> **TASK PROMPT**: Output exactly the lines that run from the line with "Extract the structured" to the end of the material, both ends included, and no other lines.

> **GIVEN ENTRIES**:
▬▬▬▬▬▬

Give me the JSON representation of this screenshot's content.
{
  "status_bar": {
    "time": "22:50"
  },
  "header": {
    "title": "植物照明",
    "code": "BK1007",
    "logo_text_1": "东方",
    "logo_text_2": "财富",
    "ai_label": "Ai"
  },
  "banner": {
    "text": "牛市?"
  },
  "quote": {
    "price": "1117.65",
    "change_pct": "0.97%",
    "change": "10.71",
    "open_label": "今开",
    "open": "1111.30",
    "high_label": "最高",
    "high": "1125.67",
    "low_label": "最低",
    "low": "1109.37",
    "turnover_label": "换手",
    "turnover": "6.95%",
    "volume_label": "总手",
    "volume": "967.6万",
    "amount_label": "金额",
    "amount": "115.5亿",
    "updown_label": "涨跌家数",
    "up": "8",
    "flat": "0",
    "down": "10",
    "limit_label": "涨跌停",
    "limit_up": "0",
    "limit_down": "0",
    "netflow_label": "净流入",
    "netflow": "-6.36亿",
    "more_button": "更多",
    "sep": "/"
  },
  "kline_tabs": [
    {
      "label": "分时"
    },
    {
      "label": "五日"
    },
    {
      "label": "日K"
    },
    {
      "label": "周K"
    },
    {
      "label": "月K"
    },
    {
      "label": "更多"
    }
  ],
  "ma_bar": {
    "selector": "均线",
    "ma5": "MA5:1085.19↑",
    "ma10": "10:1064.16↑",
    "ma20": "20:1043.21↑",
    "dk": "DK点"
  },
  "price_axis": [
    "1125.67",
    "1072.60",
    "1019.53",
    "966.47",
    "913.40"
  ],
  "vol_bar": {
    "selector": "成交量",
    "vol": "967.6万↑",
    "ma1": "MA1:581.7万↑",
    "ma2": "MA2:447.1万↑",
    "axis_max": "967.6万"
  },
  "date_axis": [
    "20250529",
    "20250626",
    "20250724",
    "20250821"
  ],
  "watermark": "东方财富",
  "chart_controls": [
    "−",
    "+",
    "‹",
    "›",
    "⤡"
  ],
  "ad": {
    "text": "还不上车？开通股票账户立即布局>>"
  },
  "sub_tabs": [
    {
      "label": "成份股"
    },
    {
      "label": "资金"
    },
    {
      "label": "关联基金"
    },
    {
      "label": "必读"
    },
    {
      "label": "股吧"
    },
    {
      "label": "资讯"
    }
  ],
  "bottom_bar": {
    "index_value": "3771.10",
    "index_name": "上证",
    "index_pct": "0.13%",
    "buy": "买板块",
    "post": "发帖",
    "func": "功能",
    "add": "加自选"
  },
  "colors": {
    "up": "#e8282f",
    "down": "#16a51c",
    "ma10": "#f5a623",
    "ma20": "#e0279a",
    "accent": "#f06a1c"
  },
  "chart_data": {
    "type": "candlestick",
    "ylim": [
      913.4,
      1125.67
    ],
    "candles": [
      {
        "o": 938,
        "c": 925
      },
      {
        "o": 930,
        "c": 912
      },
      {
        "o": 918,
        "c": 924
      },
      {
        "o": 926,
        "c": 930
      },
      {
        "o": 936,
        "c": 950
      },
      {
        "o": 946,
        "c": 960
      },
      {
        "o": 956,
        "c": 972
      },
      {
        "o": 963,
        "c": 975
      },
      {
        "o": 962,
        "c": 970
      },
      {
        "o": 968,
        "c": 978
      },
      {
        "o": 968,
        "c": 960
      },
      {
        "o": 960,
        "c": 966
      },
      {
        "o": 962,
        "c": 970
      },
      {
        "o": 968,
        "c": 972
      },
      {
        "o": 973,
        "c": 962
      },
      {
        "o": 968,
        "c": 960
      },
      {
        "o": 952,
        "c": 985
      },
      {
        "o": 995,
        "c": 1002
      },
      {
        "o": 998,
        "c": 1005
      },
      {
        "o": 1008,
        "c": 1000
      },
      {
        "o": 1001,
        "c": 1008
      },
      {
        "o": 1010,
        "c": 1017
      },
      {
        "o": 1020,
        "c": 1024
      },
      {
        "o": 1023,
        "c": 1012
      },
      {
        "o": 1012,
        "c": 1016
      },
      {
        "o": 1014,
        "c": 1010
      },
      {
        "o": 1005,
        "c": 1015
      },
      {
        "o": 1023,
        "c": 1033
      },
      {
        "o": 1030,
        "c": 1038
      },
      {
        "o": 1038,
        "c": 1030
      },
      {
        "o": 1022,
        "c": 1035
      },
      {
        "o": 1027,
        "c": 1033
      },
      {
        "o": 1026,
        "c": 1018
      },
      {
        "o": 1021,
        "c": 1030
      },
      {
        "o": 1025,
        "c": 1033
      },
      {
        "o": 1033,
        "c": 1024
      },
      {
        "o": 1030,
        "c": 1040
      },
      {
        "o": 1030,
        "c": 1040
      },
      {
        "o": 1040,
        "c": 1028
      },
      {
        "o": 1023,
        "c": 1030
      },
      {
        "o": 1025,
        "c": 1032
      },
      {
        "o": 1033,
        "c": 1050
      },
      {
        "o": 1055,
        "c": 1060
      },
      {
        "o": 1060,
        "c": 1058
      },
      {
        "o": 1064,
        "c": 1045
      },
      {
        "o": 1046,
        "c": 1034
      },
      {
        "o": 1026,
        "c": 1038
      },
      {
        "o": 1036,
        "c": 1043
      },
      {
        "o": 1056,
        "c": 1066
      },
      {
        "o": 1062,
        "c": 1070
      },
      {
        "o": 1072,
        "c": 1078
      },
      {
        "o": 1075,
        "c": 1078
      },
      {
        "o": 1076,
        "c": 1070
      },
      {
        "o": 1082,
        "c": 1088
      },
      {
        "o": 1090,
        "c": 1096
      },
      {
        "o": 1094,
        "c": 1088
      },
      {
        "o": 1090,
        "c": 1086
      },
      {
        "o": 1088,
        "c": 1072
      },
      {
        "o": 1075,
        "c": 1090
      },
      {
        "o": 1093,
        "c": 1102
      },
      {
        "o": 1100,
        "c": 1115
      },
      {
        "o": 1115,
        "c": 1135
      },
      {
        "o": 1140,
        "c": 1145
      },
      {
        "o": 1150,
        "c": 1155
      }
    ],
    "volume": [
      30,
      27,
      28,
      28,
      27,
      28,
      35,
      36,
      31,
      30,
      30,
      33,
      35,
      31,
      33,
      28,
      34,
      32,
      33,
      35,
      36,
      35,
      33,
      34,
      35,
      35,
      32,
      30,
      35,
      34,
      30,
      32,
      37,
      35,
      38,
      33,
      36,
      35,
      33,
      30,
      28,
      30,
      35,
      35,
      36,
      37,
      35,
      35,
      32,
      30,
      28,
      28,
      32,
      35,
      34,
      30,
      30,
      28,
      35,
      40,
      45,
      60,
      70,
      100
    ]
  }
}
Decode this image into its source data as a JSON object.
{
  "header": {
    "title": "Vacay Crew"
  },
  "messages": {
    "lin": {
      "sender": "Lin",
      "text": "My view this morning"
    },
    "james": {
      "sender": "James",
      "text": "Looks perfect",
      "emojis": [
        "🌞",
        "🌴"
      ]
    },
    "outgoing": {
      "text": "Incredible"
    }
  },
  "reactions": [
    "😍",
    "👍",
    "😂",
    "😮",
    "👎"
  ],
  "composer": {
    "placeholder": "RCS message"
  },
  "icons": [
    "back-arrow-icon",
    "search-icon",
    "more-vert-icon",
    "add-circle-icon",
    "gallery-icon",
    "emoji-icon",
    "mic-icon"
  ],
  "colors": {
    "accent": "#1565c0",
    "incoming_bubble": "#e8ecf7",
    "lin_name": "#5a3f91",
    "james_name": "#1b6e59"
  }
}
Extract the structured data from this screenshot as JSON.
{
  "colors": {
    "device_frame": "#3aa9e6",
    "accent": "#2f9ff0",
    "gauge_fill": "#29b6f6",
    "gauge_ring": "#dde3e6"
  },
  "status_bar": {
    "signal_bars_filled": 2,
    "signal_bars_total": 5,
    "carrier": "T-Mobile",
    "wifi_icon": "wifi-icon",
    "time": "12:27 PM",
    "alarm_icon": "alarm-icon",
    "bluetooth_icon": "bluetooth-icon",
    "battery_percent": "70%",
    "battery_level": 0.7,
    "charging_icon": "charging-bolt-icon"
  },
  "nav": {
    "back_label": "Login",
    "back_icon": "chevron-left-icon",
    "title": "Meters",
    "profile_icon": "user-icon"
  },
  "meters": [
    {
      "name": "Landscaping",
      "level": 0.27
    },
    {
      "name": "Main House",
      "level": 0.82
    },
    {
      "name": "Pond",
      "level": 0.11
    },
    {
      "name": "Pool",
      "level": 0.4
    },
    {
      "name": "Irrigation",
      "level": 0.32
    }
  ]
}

▬▬▬▬▬▬

> **FULL SOLUTION**:
Extract the structured data from this screenshot as JSON.
{
  "colors": {
    "device_frame": "#3aa9e6",
    "accent": "#2f9ff0",
    "gauge_fill": "#29b6f6",
    "gauge_ring": "#dde3e6"
  },
  "status_bar": {
    "signal_bars_filled": 2,
    "signal_bars_total": 5,
    "carrier": "T-Mobile",
    "wifi_icon": "wifi-icon",
    "time": "12:27 PM",
    "alarm_icon": "alarm-icon",
    "bluetooth_icon": "bluetooth-icon",
    "battery_percent": "70%",
    "battery_level": 0.7,
    "charging_icon": "charging-bolt-icon"
  },
  "nav": {
    "back_label": "Login",
    "back_icon": "chevron-left-icon",
    "title": "Meters",
    "profile_icon": "user-icon"
  },
  "meters": [
    {
      "name": "Landscaping",
      "level": 0.27
    },
    {
      "name": "Main House",
      "level": 0.82
    },
    {
      "name": "Pond",
      "level": 0.11
    },
    {
      "name": "Pool",
      "level": 0.4
    },
    {
      "name": "Irrigation",
      "level": 0.32
    }
  ]
}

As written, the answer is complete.